=== SUPPLIED RECORDS ===

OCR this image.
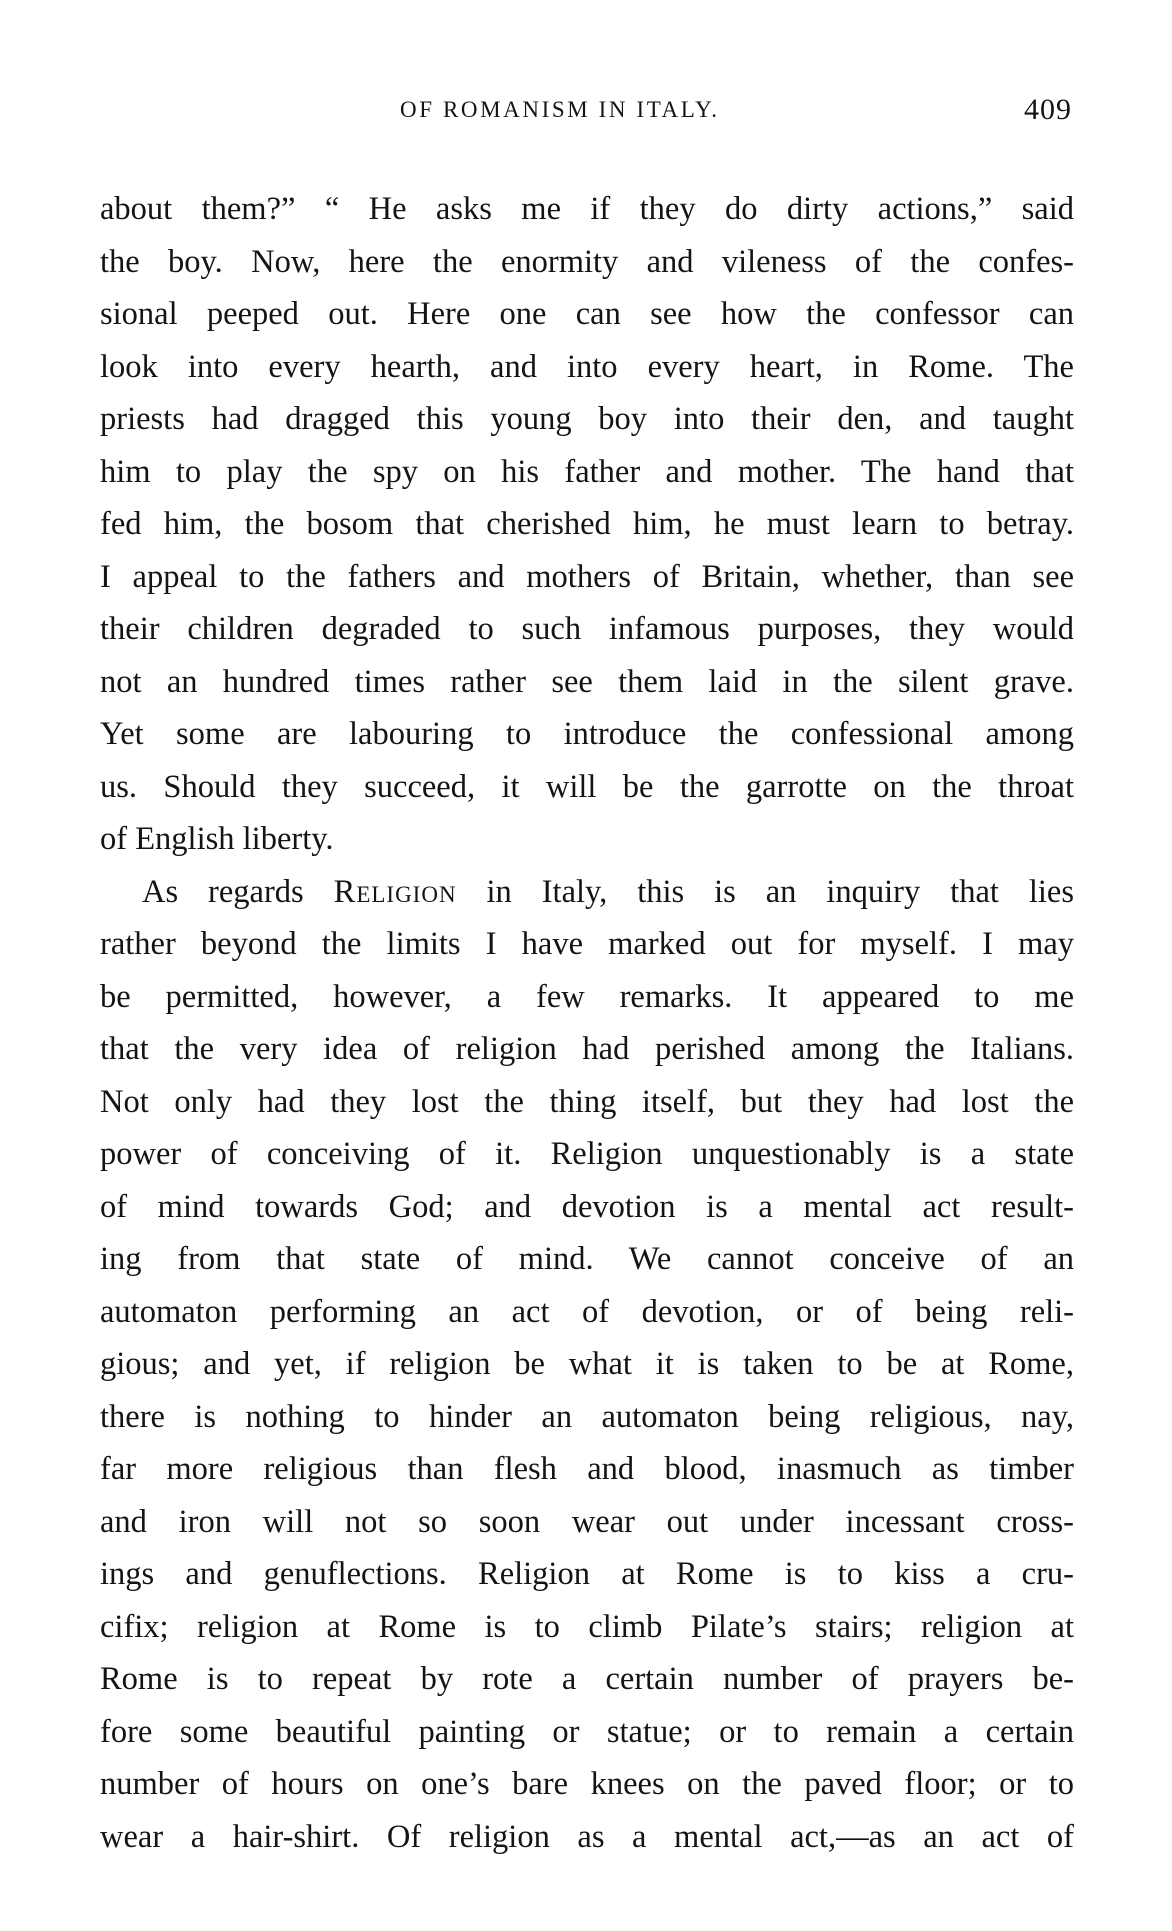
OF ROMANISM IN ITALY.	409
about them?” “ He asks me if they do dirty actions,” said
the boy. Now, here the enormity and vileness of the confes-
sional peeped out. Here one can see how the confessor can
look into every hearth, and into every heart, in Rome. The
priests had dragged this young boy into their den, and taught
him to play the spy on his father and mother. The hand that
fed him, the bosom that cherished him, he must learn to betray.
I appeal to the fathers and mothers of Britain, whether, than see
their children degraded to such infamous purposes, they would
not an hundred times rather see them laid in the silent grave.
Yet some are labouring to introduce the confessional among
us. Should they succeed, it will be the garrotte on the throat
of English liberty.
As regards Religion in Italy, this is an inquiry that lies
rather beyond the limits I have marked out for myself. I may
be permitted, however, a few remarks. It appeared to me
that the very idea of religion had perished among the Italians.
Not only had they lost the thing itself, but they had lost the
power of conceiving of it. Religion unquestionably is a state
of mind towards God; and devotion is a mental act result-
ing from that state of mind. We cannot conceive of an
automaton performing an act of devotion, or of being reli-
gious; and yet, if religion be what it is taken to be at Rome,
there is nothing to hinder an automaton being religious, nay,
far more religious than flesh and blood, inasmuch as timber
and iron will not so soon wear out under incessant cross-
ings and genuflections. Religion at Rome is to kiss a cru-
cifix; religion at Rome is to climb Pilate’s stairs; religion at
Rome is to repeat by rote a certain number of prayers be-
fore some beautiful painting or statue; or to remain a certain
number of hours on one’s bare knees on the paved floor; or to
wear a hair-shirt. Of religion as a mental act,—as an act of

===

◆ EXERCISE DESCRIPTION
Take the records above and transcribe them exactly, dropping every picture.

◆ EXPECTED ANSWER
OCR this image.
OF ROMANISM IN ITALY.	409
about them?” “ He asks me if they do dirty actions,” said
the boy. Now, here the enormity and vileness of the confes-
sional peeped out. Here one can see how the confessor can
look into every hearth, and into every heart, in Rome. The
priests had dragged this young boy into their den, and taught
him to play the spy on his father and mother. The hand that
fed him, the bosom that cherished him, he must learn to betray.
I appeal to the fathers and mothers of Britain, whether, than see
their children degraded to such infamous purposes, they would
not an hundred times rather see them laid in the silent grave.
Yet some are labouring to introduce the confessional among
us. Should they succeed, it will be the garrotte on the throat
of English liberty.
As regards Religion in Italy, this is an inquiry that lies
rather beyond the limits I have marked out for myself. I may
be permitted, however, a few remarks. It appeared to me
that the very idea of religion had perished among the Italians.
Not only had they lost the thing itself, but they had lost the
power of conceiving of it. Religion unquestionably is a state
of mind towards God; and devotion is a mental act result-
ing from that state of mind. We cannot conceive of an
automaton performing an act of devotion, or of being reli-
gious; and yet, if religion be what it is taken to be at Rome,
there is nothing to hinder an automaton being religious, nay,
far more religious than flesh and blood, inasmuch as timber
and iron will not so soon wear out under incessant cross-
ings and genuflections. Religion at Rome is to kiss a cru-
cifix; religion at Rome is to climb Pilate’s stairs; religion at
Rome is to repeat by rote a certain number of prayers be-
fore some beautiful painting or statue; or to remain a certain
number of hours on one’s bare knees on the paved floor; or to
wear a hair-shirt. Of religion as a mental act,—as an act of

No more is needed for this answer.